文档段落:
UE4 主线程和渲染线程的同步

当我们完全了解UE4的多线程是怎么进行时,我们就需要看一下UE4的主线程和渲染线程到底如何进行的同步的。

UE4多线程架构

https://papalqiblog.oss-cn-beijing.aliyuncs.com/blog/picture20210625120443.png

GameThread、RenderThread、RHI Thread和GPU之间的渲染器同步是一个非常复杂的主题。简而言之,虚幻引擎4通常配置为"后一帧(single frame behind)“渲染器。这意味着当RenderThread处理第N帧时GameThread处理第N + 1帧,除非RenderThread的运行速度比GameThread快。

添加RHI线程使同步过程更为复杂化,因为当RHI线程处理第N帧时,RenderThread能够通过完成第N+1帧的可视性计算而移动到RHI线程之前。最终结果是,当GameThread处理第N+1帧时,RenderThread可以处理第N帧或第N+1帧的命令,RHI线程也可以平移第N帧或第N+1帧的命令,具体取决于执行时间。

在帧的末尾,我们将执行主线程和渲染线程的同步。通过静态的FFrameEndSync来进行线程间的同步。

给定数据:
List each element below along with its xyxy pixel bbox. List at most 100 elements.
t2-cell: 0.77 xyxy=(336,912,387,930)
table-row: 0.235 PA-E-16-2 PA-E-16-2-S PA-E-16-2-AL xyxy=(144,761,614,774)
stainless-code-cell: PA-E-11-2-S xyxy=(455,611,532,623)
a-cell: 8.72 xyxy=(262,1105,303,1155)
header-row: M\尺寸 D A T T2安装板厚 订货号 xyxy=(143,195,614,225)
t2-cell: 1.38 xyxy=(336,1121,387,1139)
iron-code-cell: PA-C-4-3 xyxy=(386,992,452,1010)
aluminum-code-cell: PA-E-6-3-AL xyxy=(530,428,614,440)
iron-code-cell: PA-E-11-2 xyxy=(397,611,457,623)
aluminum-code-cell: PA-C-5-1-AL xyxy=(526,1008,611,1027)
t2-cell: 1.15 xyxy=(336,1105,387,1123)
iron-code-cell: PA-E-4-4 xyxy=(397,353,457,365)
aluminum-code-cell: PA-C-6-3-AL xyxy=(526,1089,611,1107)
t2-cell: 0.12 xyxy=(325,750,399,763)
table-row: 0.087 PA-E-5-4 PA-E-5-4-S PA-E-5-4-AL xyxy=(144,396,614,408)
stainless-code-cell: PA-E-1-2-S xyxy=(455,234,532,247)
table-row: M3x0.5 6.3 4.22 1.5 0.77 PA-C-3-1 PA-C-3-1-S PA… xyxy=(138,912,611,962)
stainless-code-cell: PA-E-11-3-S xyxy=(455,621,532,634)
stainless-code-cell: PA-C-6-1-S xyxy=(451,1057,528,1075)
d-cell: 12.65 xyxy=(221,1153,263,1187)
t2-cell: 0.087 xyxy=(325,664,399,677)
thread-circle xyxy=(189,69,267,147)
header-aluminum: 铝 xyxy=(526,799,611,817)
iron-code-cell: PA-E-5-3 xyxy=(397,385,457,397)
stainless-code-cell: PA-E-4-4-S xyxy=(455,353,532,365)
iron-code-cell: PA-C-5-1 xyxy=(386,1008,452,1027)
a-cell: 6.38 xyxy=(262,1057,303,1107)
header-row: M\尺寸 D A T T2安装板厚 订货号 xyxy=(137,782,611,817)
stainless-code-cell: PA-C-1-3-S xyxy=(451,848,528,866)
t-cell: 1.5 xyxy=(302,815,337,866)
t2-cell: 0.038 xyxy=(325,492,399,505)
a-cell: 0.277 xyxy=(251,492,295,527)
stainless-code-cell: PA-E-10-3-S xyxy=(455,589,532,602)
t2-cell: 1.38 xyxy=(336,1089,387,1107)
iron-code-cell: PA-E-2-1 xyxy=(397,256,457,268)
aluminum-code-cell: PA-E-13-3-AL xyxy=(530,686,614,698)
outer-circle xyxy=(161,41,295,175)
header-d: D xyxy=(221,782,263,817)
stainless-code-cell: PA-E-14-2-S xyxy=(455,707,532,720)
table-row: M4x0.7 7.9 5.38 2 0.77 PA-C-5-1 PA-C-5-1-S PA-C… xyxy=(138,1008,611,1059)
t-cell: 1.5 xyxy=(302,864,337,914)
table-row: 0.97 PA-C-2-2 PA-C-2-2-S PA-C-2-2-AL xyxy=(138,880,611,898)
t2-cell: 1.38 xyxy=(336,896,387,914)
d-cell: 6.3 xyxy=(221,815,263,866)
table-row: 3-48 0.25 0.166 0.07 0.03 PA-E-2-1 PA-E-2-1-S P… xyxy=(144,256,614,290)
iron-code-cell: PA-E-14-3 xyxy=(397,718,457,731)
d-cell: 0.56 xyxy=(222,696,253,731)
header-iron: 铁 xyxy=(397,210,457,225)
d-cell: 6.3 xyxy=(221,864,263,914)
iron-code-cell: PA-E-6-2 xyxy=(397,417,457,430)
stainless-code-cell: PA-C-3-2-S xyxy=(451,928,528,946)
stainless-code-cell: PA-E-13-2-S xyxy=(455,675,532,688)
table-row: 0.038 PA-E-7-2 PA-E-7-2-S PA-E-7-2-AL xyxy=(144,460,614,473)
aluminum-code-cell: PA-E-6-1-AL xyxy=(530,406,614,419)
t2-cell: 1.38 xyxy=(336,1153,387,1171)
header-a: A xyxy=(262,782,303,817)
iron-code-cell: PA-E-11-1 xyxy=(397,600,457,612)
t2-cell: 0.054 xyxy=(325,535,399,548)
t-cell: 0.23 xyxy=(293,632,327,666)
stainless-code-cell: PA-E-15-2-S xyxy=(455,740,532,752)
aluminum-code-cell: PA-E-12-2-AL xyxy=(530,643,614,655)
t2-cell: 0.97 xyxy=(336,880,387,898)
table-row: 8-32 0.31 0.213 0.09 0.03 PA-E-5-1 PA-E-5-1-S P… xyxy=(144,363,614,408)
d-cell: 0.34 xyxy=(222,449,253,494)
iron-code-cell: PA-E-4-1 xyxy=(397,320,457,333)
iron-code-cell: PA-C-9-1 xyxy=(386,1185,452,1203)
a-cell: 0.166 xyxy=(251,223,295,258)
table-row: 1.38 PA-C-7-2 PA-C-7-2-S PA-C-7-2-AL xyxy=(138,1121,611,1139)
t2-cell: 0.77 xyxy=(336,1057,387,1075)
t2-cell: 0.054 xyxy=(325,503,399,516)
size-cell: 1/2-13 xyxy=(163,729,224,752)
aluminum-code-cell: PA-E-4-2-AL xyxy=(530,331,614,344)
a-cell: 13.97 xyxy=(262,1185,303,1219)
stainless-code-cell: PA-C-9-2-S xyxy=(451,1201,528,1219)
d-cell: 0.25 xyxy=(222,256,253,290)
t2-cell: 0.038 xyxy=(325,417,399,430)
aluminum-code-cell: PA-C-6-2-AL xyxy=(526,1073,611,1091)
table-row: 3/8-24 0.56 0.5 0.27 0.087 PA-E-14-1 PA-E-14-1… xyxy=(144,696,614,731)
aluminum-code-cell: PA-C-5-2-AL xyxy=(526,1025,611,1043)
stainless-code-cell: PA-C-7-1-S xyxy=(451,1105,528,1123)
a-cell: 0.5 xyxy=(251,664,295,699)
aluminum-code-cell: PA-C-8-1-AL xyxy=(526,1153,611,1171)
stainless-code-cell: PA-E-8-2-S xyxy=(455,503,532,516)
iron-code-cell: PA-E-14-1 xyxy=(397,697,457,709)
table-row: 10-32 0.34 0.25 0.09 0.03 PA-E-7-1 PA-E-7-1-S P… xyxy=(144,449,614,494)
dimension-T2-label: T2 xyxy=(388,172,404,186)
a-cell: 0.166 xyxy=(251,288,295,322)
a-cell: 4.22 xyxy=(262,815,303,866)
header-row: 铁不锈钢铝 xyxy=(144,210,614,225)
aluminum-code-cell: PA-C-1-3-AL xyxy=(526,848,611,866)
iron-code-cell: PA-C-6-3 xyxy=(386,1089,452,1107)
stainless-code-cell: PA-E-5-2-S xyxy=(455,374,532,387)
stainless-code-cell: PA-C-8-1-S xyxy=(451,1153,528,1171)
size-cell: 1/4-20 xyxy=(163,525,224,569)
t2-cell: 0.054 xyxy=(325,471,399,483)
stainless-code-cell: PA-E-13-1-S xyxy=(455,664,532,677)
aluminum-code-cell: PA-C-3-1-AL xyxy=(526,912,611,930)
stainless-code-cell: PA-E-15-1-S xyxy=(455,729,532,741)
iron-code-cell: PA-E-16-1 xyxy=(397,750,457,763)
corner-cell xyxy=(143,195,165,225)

任务说明 1: 根据UE4线程同步一文，列出"之间的渲染器同步是一个非常复杂的主题"这一句中参与渲染器同步的全部对象。
任务说明 2:
根据UE4线程同步一文回答下列问题：
(a) 虚幻引擎4通常被配置为哪种渲染器？
(b) 当GameThread处理第N+1帧时，RHI线程可以平移哪几帧的命令？
(c) 在帧的末尾，主线程和渲染线程通过什么进行同步？
任务说明 3: 从最后一句之后续写UE4线程同步一文。

输出结果 1: GameThread、RenderThread、RHI Thread、GPU

输出结果 2:
(a) "后一帧"（single frame behind）渲染器。
(b) 第N帧或第N+1帧的命令，具体取决于执行时间。
(c) 通过静态的FFrameEndSync。

输出结果 3:
1
2
3
4
5
6
7
8
	//同步主线程和渲染线程
	{
		SCOPE_CYCLE_COUNTER(STAT_FrameSyncTime);
		static FFrameEndSync FrameEndSync;

		static auto CVarAllowOneFrameThreadLag =IConsoleManager::Get().FindTConsoleVariableDataInt(TEXT("r.OneFrameThreadLag"));
		FrameEndSync.Sync(CVarAllowOneFrameThreadLag -> GetValueOnGameThread() != 0);
	}

我们来看一下FFrameEndSync的数据结构

 1
 2
 3
 4
 5
 6
 7
 8
 9
10
11
12
13
class FFrameEndSync
{
	/** Pair of fences. */
	FRenderCommandFence Fence[2];
	/** Current index into events array. */
	int32 EventIndex;
public:
	/**
	 * Syncs the game thread with the render thread. Depending on passed in bool this will be a total
	 * sync or a one frame lag.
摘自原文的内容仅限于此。